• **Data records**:
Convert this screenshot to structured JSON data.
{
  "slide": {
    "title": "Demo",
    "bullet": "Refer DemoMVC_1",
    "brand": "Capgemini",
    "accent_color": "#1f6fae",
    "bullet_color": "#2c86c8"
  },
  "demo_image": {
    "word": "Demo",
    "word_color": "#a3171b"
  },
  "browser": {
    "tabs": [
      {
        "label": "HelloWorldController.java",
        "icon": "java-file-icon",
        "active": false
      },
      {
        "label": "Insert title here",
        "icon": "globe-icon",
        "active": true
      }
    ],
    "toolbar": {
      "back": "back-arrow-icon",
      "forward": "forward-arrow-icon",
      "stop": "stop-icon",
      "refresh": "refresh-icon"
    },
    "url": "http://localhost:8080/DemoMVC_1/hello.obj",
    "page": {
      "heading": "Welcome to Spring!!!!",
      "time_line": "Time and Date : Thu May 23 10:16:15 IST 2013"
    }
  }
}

• **What you have to do**: Reproduce each entry from the records above, character for character.

• **Correct response**:
Convert this screenshot to structured JSON data.
{
  "slide": {
    "title": "Demo",
    "bullet": "Refer DemoMVC_1",
    "brand": "Capgemini",
    "accent_color": "#1f6fae",
    "bullet_color": "#2c86c8"
  },
  "demo_image": {
    "word": "Demo",
    "word_color": "#a3171b"
  },
  "browser": {
    "tabs": [
      {
        "label": "HelloWorldController.java",
        "icon": "java-file-icon",
        "active": false
      },
      {
        "label": "Insert title here",
        "icon": "globe-icon",
        "active": true
      }
    ],
    "toolbar": {
      "back": "back-arrow-icon",
      "forward": "forward-arrow-icon",
      "stop": "stop-icon",
      "refresh": "refresh-icon"
    },
    "url": "http://localhost:8080/DemoMVC_1/hello.obj",
    "page": {
      "heading": "Welcome to Spring!!!!",
      "time_line": "Time and Date : Thu May 23 10:16:15 IST 2013"
    }
  }
}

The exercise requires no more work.